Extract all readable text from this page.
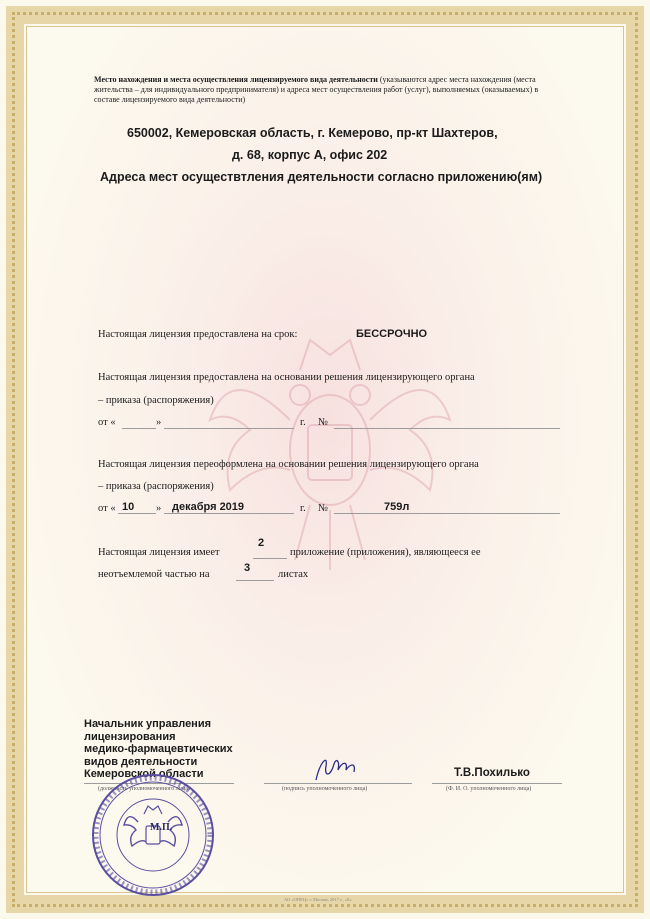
Место нахождения и места осуществления лицензируемого вида деятельности (указываются адрес места нахождения (места жительства – для индивидуального предпринимателя) и адреса мест осуществления работ (услуг), выполняемых (оказываемых) в составе лицензируемого вида деятельности)
650002, Кемеровская область, г. Кемерово, пр-кт Шахтеров,
д. 68, корпус А, офис 202
Адреса мест осуществтления деятельности согласно приложению(ям)
Настоящая лицензия предоставлена на срок:	БЕССРОЧНО
Настоящая лицензия предоставлена на основании решения лицензирующего органа
– приказа (распоряжения)
от «	»	г. №
Настоящая лицензия переоформлена на основании решения лицензирующего органа
– приказа (распоряжения)
от « 10 » декабря 2019	г. №	759л
Настоящая лицензия имеет
2
приложение (приложения), являющееся ее
неотъемлемой частью на
3
листах
Начальник управления
лицензирования
медико-фармацевтических
видов деятельности
Кемеровской области
(должность уполномоченного лица)	(подпись уполномоченного лица)
Т.В.Похилько
(Ф. И. О. уполномоченного лица)
М.П.
АО «ОПЕЦ» г. Москва, 2017 г., «Б»
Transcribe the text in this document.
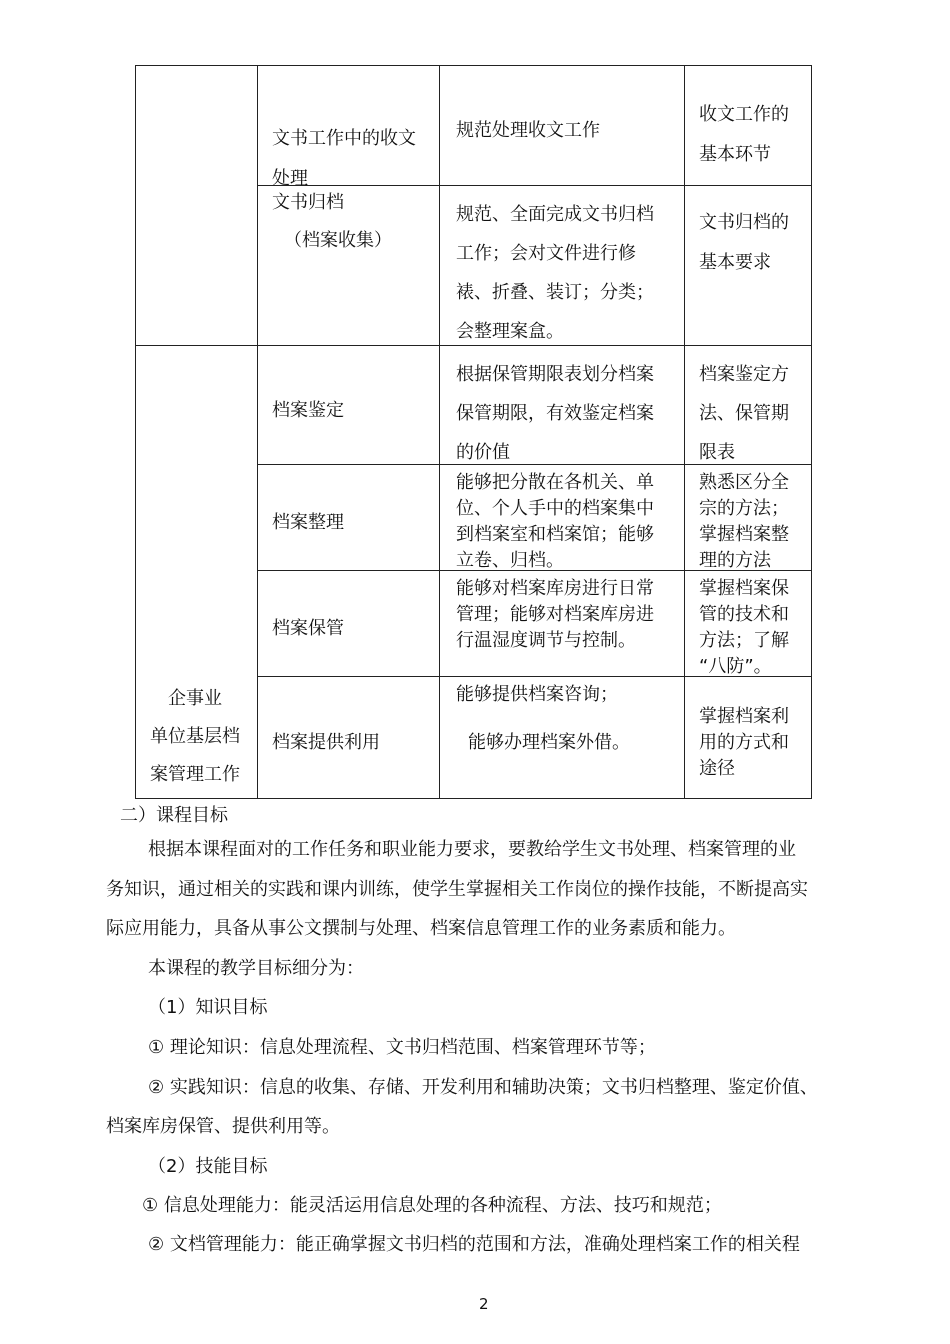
文书工作中的收文
处理
规范处理收文工作
收文工作的
基本环节
文书归档
（档案收集）
规范、全面完成文书归档
工作；会对文件进行修
裱、折叠、装订；分类；
会整理案盒。
文书归档的
基本要求
档案鉴定
根据保管期限表划分档案
保管期限，有效鉴定档案
的价值
档案鉴定方
法、保管期
限表
档案整理
能够把分散在各机关、单
位、个人手中的档案集中
到档案室和档案馆；能够
立卷、归档。
熟悉区分全
宗的方法；
掌握档案整
理的方法
档案保管
能够对档案库房进行日常
管理；能够对档案库房进
行温湿度调节与控制。
掌握档案保
管的技术和
方法；了解
“八防”。
档案提供利用
能够提供档案咨询；
能够办理档案外借。
掌握档案利
用的方式和
途径
企事业
单位基层档
案管理工作
二）课程目标
根据本课程面对的工作任务和职业能力要求，要教给学生文书处理、档案管理的业
务知识，通过相关的实践和课内训练，使学生掌握相关工作岗位的操作技能，不断提高实
际应用能力，具备从事公文撰制与处理、档案信息管理工作的业务素质和能力。
本课程的教学目标细分为：
（1）知识目标
① 理论知识：信息处理流程、文书归档范围、档案管理环节等；
② 实践知识：信息的收集、存储、开发利用和辅助决策；文书归档整理、鉴定价值、
档案库房保管、提供利用等。
（2）技能目标
① 信息处理能力：能灵活运用信息处理的各种流程、方法、技巧和规范；
② 文档管理能力：能正确掌握文书归档的范围和方法，准确处理档案工作的相关程
2
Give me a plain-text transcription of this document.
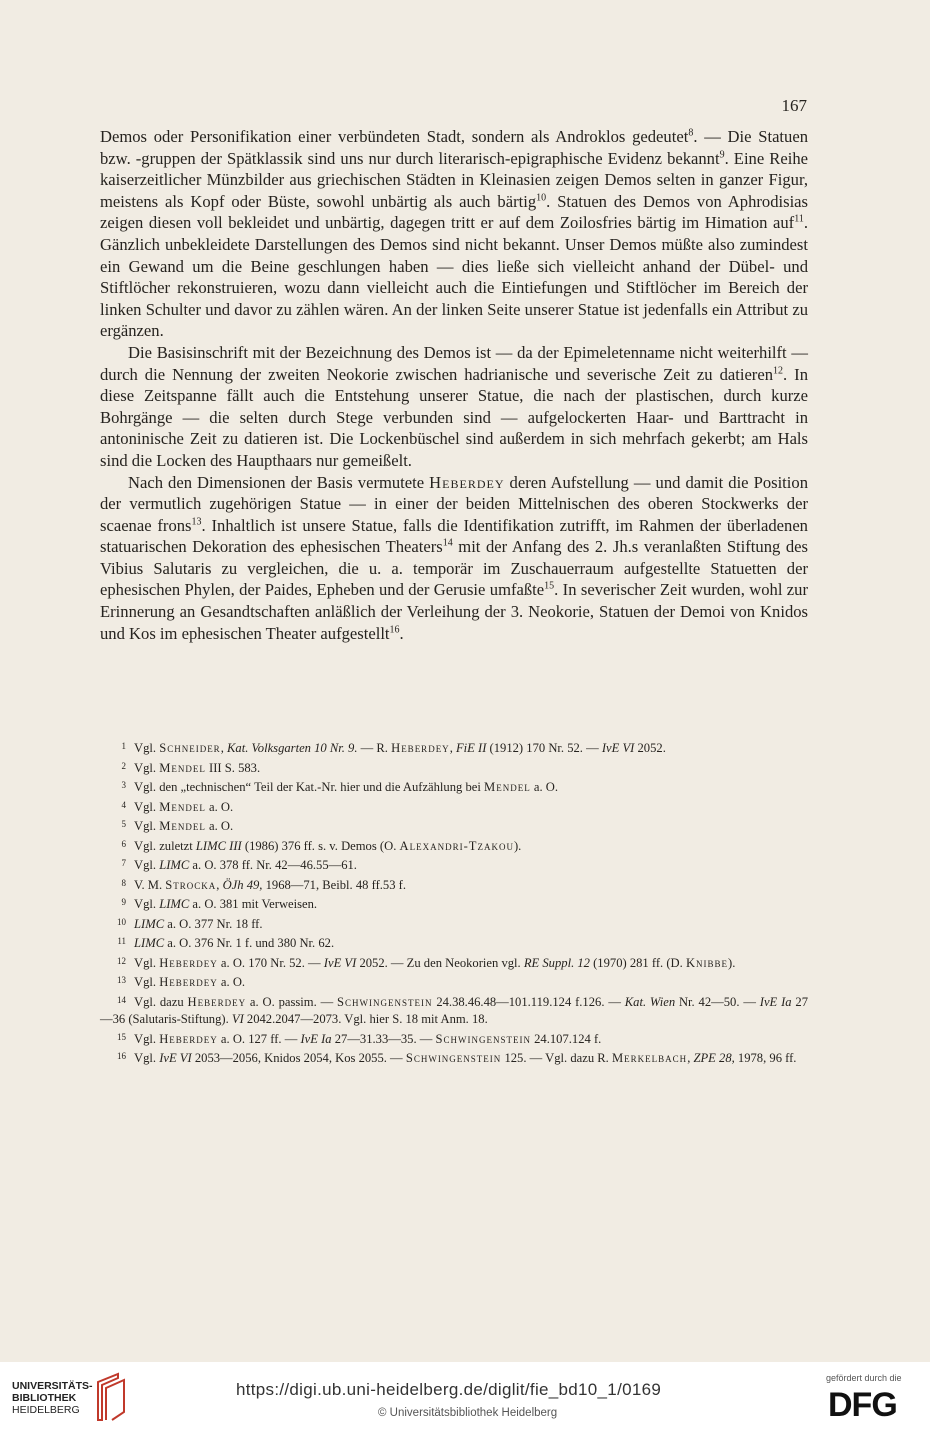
167

Demos oder Personifikation einer verbündeten Stadt, sondern als Androklos gedeutet$^8$. — Die Statuen bzw. -gruppen der Spätklassik sind uns nur durch literarisch-epigraphische Evidenz bekannt$^9$. Eine Reihe kaiserzeitlicher Münzbilder aus griechischen Städten in Kleinasien zeigen Demos selten in ganzer Figur, meistens als Kopf oder Büste, sowohl unbärtig als auch bärtig$^{10}$. Statuen des Demos von Aphrodisias zeigen diesen voll bekleidet und unbärtig, dagegen tritt er auf dem Zoilosfries bärtig im Himation auf$^{11}$. Gänzlich unbekleidete Darstellungen des Demos sind nicht bekannt. Unser Demos müßte also zumindest ein Gewand um die Beine geschlungen haben — dies ließe sich vielleicht anhand der Dübel- und Stiftlöcher rekonstruieren, wozu dann vielleicht auch die Eintiefungen und Stiftlöcher im Bereich der linken Schulter und davor zu zählen wären. An der linken Seite unserer Statue ist jedenfalls ein Attribut zu ergänzen.

Die Basisinschrift mit der Bezeichnung des Demos ist — da der Epimeletenname nicht weiterhilft — durch die Nennung der zweiten Neokorie zwischen hadrianische und severische Zeit zu datieren$^{12}$. In diese Zeitspanne fällt auch die Entstehung unserer Statue, die nach der plastischen, durch kurze Bohrgänge — die selten durch Stege verbunden sind — aufgelockerten Haar- und Barttracht in antoninische Zeit zu datieren ist. Die Lockenbüschel sind außerdem in sich mehrfach gekerbt; am Hals sind die Locken des Haupthaars nur gemeißelt.

Nach den Dimensionen der Basis vermutete Heberdey deren Aufstellung — und damit die Position der vermutlich zugehörigen Statue — in einer der beiden Mittelnischen des oberen Stockwerks der scaenae frons$^{13}$. Inhaltlich ist unsere Statue, falls die Identifikation zutrifft, im Rahmen der überladenen statuarischen Dekoration des ephesischen Theaters$^{14}$ mit der Anfang des 2. Jh.s veranlaßten Stiftung des Vibius Salutaris zu vergleichen, die u. a. temporär im Zuschauerraum aufgestellte Statuetten der ephesischen Phylen, der Paides, Epheben und der Gerusie umfaßte$^{15}$. In severischer Zeit wurden, wohl zur Erinnerung an Gesandtschaften anläßlich der Verleihung der 3. Neokorie, Statuen der Demoi von Knidos und Kos im ephesischen Theater aufgestellt$^{16}$.

1 Vgl. Schneider, Kat. Volksgarten 10 Nr. 9. — R. Heberdey, FiE II (1912) 170 Nr. 52. — IvE VI 2052.

2 Vgl. Mendel III S. 583.

3 Vgl. den „technischen“ Teil der Kat.-Nr. hier und die Aufzählung bei Mendel a. O.

4 Vgl. Mendel a. O.

5 Vgl. Mendel a. O.

6 Vgl. zuletzt LIMC III (1986) 376 ff. s. v. Demos (O. Alexandri-Tzakou).

7 Vgl. LIMC a. O. 378 ff. Nr. 42—46.55—61.

8 V. M. Strocka, ÖJh 49, 1968—71, Beibl. 48 ff.53 f.

9 Vgl. LIMC a. O. 381 mit Verweisen.

10 LIMC a. O. 377 Nr. 18 ff.

11 LIMC a. O. 376 Nr. 1 f. und 380 Nr. 62.

12 Vgl. Heberdey a. O. 170 Nr. 52. — IvE VI 2052. — Zu den Neokorien vgl. RE Suppl. 12 (1970) 281 ff. (D. Knibbe).

13 Vgl. Heberdey a. O.

14 Vgl. dazu Heberdey a. O. passim. — Schwingenstein 24.38.46.48—101.119.124 f.126. — Kat. Wien Nr. 42—50. — IvE Ia 27—36 (Salutaris-Stiftung). VI 2042.2047—2073. Vgl. hier S. 18 mit Anm. 18.

15 Vgl. Heberdey a. O. 127 ff. — IvE Ia 27—31.33—35. — Schwingenstein 24.107.124 f.

16 Vgl. IvE VI 2053—2056, Knidos 2054, Kos 2055. — Schwingenstein 125. — Vgl. dazu R. Merkelbach, ZPE 28, 1978, 96 ff.

UNIVERSITÄTS-
BIBLIOTHEK
HEIDELBERG
https://digi.ub.uni-heidelberg.de/diglit/fie_bd10_1/0169
© Universitätsbibliothek Heidelberg
gefördert durch die
DFG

────

Exercise instructions |
Select every line of the records holding the string "мест".

Solution to this task |
Место нахождения и места осуществления лицензируемого вида деятельности (указываются адрес места нахождения (места жительства – для индивидуального предпринимателя) и адреса мест осуществления работ (услуг), выполняемых (оказываемых) в составе лицензируемого вида деятельности)
Адреса мест осуществтления деятельности согласно приложению(ям)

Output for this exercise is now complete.